====== 使用するエントリ
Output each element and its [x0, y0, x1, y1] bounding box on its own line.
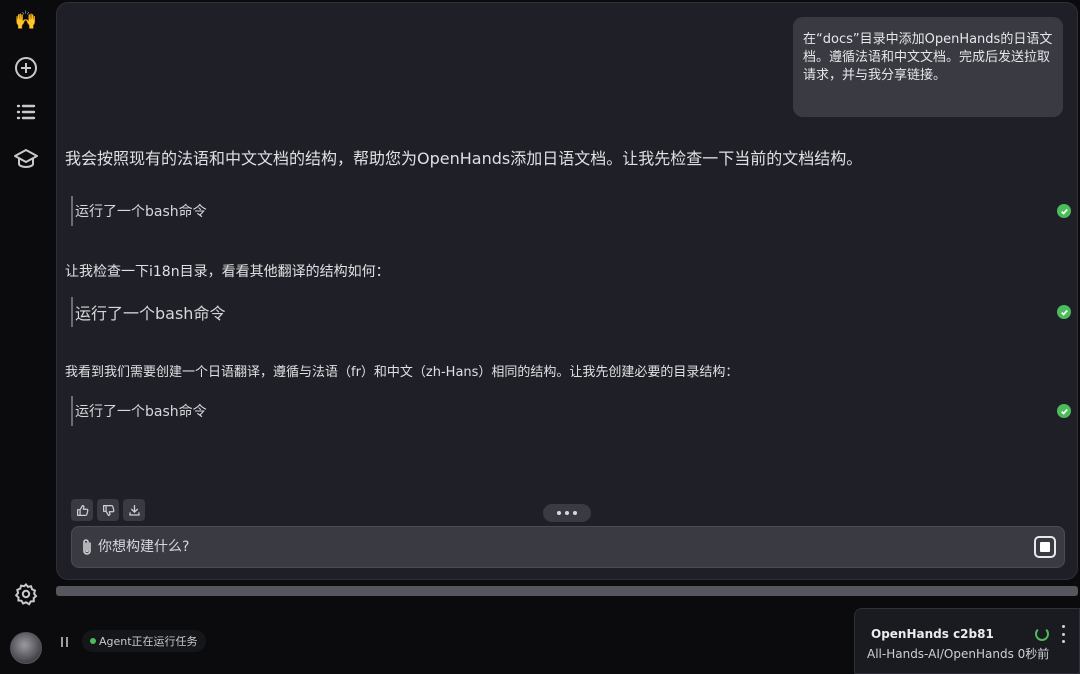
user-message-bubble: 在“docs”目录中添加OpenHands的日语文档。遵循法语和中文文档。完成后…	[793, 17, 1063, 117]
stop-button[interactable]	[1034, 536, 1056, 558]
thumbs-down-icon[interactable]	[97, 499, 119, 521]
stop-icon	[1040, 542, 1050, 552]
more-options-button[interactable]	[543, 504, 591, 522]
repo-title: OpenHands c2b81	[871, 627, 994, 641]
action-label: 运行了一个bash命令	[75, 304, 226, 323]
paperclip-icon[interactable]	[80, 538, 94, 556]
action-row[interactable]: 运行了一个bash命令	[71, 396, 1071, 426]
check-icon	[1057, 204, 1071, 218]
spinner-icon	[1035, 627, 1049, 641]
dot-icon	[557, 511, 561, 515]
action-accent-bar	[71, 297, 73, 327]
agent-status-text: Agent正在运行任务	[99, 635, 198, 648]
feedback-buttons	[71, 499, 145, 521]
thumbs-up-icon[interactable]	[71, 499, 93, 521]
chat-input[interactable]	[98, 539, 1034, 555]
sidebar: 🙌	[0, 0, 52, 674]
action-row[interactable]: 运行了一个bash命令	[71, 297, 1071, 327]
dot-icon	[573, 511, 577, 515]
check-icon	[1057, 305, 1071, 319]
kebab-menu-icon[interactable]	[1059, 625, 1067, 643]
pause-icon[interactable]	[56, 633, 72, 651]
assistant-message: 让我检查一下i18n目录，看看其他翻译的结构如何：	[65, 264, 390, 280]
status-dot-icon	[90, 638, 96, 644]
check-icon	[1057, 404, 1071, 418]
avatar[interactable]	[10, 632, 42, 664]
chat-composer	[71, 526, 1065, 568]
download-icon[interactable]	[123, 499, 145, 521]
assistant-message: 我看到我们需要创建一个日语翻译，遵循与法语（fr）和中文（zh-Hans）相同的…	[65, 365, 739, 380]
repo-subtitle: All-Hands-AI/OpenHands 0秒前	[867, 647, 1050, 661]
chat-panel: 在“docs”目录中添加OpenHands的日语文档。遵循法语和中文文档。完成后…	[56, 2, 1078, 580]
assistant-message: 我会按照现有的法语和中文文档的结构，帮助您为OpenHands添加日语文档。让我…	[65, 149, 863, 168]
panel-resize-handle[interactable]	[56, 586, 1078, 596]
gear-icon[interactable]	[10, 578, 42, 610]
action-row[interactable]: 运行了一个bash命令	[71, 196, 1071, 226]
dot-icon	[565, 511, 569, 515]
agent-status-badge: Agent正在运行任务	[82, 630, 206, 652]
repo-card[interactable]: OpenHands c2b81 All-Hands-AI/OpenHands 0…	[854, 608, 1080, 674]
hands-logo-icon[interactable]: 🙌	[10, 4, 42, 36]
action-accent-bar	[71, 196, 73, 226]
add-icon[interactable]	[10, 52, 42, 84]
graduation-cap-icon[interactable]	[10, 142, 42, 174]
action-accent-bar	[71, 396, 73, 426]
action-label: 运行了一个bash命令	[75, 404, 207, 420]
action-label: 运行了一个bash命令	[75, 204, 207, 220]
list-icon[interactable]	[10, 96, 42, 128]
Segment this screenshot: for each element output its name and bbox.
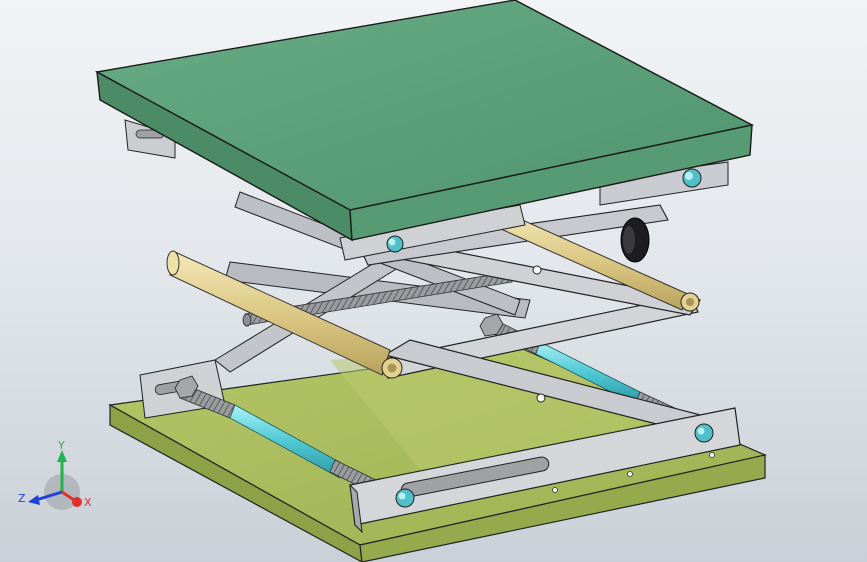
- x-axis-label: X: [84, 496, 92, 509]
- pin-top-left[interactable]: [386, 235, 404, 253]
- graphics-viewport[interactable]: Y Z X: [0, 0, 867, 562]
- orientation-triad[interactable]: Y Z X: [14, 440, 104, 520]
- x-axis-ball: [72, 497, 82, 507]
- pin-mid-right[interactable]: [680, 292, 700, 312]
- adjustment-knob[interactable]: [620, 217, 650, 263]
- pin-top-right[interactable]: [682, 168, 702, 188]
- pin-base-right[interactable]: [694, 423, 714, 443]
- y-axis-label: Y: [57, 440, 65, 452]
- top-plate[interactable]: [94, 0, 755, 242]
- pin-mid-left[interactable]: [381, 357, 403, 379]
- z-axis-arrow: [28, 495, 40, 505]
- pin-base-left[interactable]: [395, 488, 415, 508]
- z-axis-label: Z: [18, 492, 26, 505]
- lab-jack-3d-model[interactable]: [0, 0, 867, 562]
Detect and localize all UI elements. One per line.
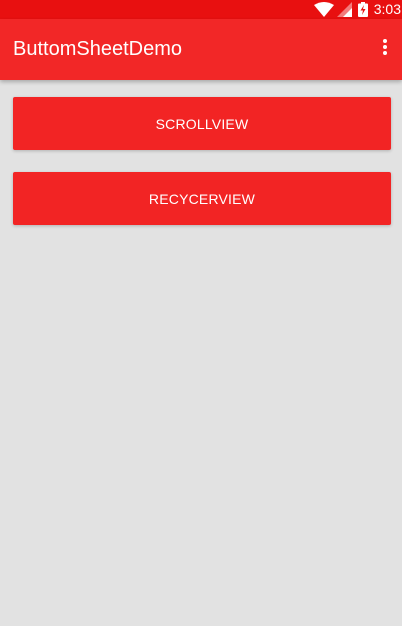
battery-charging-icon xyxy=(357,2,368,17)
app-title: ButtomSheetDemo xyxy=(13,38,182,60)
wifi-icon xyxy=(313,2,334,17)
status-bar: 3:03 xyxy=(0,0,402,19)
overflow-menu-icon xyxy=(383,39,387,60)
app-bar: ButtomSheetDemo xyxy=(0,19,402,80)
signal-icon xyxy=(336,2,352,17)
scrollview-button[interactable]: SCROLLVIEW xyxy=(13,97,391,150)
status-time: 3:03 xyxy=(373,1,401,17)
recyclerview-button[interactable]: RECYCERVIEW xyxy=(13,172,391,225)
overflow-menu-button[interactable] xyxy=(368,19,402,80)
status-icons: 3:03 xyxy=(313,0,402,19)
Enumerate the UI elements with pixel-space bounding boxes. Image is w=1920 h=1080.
============
課題: エントリのうち、「battery-charging-icon xyxy=(357,2,368,17)」を含む行から「status-time: 3:03 xyxy=(373,1,401,17)」を含む行までを、両端の行も含めて一字も変えずに書き写しなさい。

解答:
battery-charging-icon xyxy=(357,2,368,17)
app-title: ButtomSheetDemo xyxy=(13,38,182,60)
wifi-icon xyxy=(313,2,334,17)
status-bar: 3:03 xyxy=(0,0,402,19)
overflow-menu-icon xyxy=(383,39,387,60)
app-bar: ButtomSheetDemo xyxy=(0,19,402,80)
signal-icon xyxy=(336,2,352,17)
scrollview-button[interactable]: SCROLLVIEW xyxy=(13,97,391,150)
status-time: 3:03 xyxy=(373,1,401,17)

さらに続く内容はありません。